▶ [Goal]: Rewrite the records from the start through the line containing "image-icon — [18, 2, 27, 12]", substituting "enclosing box" for "bounding box" and leaving everything else unchanged.

# # # # # # #

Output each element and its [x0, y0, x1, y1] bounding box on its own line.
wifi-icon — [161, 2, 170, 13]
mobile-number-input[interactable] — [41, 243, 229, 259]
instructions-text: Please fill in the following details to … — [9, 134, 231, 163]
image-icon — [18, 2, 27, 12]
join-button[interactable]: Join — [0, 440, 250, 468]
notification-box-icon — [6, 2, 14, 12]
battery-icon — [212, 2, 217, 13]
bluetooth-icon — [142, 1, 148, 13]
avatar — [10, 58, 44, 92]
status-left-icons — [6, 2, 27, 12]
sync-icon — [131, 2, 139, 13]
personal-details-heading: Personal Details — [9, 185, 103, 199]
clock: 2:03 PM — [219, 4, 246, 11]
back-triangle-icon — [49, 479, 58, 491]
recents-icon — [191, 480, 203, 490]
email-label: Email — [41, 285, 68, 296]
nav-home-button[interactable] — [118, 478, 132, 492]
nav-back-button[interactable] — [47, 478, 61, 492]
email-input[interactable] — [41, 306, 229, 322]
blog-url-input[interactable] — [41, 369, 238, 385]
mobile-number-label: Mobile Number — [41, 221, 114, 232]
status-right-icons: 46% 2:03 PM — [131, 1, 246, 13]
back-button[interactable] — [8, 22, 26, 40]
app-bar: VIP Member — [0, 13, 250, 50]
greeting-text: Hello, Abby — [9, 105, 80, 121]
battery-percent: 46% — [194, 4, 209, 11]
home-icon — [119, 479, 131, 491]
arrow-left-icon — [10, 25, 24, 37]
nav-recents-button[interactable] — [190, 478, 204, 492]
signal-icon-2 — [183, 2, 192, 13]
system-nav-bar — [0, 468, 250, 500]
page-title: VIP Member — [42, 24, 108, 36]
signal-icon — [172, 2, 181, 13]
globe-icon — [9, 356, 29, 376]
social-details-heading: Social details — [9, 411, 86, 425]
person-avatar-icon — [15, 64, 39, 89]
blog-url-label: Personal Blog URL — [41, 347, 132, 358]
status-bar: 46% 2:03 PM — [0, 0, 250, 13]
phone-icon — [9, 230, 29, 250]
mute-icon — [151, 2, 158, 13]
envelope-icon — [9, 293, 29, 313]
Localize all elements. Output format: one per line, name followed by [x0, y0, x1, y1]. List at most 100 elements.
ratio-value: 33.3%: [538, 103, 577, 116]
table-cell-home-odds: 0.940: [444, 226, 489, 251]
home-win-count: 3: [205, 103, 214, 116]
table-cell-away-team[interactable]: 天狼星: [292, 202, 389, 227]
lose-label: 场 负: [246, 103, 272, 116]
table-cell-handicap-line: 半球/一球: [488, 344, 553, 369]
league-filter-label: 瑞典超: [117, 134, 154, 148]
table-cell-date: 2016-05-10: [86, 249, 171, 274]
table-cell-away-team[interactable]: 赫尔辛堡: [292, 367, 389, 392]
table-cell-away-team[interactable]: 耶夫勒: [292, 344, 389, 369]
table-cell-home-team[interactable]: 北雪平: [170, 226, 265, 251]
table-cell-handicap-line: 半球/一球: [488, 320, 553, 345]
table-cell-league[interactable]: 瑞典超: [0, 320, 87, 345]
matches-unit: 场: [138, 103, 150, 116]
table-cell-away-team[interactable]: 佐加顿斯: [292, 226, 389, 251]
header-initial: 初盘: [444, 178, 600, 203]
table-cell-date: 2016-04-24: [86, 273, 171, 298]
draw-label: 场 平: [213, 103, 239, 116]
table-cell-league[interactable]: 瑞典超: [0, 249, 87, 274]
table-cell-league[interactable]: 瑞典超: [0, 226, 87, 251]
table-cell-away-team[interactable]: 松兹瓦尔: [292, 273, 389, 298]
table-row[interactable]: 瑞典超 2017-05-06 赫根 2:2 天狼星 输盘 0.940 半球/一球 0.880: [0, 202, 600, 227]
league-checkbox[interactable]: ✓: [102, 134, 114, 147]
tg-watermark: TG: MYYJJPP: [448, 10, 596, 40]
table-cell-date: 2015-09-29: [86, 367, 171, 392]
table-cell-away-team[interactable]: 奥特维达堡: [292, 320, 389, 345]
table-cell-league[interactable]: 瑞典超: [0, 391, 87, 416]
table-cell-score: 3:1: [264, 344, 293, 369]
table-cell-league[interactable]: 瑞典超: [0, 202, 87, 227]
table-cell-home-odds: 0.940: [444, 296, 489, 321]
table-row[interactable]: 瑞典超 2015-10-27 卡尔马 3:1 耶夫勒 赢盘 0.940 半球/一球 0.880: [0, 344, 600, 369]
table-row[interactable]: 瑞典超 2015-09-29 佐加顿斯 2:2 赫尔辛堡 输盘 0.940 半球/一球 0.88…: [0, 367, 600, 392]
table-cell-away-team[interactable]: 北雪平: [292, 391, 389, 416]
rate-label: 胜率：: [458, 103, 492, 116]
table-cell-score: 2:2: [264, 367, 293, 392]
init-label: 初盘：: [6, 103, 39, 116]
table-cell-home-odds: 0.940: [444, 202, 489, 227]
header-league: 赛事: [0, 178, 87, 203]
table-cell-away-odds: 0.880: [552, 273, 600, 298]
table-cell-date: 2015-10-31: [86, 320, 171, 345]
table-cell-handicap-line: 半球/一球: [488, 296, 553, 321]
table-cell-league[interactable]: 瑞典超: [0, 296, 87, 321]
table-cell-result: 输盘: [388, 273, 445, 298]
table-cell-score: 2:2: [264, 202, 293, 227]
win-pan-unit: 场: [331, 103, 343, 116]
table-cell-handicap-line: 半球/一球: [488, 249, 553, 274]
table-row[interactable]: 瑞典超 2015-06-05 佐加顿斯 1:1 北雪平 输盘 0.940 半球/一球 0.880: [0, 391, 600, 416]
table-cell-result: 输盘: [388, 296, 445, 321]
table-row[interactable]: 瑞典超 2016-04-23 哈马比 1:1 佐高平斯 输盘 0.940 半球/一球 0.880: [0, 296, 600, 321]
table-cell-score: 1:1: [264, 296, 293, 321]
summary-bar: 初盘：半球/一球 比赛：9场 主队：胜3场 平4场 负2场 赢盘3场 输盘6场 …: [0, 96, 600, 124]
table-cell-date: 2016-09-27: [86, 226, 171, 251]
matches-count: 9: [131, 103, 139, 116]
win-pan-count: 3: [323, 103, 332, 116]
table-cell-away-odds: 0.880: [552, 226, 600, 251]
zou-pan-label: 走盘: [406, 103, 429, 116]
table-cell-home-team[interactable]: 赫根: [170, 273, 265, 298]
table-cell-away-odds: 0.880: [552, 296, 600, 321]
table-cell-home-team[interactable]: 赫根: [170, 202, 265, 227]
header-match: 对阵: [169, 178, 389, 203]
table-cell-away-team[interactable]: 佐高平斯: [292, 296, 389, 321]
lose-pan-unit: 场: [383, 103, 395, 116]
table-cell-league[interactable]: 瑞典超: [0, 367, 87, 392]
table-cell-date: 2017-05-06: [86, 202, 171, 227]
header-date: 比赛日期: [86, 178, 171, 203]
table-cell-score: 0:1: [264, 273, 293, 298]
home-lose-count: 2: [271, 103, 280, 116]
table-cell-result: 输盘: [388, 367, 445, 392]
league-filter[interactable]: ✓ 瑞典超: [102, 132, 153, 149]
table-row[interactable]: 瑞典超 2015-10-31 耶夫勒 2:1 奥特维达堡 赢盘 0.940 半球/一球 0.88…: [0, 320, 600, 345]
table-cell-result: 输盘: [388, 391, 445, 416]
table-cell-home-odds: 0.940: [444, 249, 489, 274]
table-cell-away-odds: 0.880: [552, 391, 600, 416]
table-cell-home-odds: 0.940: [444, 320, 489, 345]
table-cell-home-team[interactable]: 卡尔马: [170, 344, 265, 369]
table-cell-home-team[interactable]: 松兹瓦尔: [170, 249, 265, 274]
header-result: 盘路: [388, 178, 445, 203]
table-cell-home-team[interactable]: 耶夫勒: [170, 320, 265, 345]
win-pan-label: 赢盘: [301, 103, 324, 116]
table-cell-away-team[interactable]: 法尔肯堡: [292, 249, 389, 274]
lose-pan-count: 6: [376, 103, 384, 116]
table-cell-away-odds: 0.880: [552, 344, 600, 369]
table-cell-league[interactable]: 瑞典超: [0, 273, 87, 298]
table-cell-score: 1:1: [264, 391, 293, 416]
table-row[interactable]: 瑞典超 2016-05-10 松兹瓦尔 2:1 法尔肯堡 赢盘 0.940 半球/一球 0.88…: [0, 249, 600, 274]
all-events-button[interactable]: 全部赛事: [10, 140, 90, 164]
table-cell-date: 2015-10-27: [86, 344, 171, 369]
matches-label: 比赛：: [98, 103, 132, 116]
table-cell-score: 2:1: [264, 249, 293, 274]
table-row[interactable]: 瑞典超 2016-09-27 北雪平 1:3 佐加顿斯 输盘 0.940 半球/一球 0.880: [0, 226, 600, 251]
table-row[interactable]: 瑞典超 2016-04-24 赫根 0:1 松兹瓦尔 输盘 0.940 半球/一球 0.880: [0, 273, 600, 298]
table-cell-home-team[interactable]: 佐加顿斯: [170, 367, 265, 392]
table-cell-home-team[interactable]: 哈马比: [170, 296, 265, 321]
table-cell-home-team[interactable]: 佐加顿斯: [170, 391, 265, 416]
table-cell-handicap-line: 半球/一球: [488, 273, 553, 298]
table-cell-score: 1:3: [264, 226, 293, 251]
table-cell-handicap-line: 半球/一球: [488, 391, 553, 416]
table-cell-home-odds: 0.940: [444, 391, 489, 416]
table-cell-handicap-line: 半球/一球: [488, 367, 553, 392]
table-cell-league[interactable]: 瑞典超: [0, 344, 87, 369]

# # # # # # #

▶ [Task solution]:
Output each element and its [x0, y0, x1, y1] enclosing box on its own line.
wifi-icon — [161, 2, 170, 13]
mobile-number-input[interactable] — [41, 243, 229, 259]
instructions-text: Please fill in the following details to … — [9, 134, 231, 163]
image-icon — [18, 2, 27, 12]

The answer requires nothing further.